#### Records for this task ####

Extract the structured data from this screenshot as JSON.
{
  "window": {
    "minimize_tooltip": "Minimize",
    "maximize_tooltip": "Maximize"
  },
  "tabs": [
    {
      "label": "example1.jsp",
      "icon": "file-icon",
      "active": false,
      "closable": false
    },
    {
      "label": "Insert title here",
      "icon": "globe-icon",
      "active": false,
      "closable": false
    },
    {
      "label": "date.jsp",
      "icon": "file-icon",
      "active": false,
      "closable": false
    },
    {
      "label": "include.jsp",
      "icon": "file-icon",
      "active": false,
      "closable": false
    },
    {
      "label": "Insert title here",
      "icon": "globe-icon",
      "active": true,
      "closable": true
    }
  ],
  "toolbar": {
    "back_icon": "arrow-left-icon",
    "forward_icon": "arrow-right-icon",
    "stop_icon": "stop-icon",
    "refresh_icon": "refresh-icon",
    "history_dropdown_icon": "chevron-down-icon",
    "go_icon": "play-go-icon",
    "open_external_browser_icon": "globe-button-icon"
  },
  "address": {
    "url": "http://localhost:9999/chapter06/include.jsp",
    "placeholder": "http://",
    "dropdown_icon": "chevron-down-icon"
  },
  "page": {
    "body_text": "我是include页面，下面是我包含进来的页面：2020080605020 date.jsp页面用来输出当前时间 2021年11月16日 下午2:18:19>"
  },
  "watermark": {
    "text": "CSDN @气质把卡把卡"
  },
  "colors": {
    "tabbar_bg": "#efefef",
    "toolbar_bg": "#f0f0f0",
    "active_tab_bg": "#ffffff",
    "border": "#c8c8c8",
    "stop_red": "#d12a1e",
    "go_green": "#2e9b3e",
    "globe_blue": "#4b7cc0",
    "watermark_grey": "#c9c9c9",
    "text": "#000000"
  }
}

####

_Given problem_
Copy out each line of the data where the string "down" appears.

_Result_
    "history_dropdown_icon": "chevron-down-icon",
    "dropdown_icon": "chevron-down-icon"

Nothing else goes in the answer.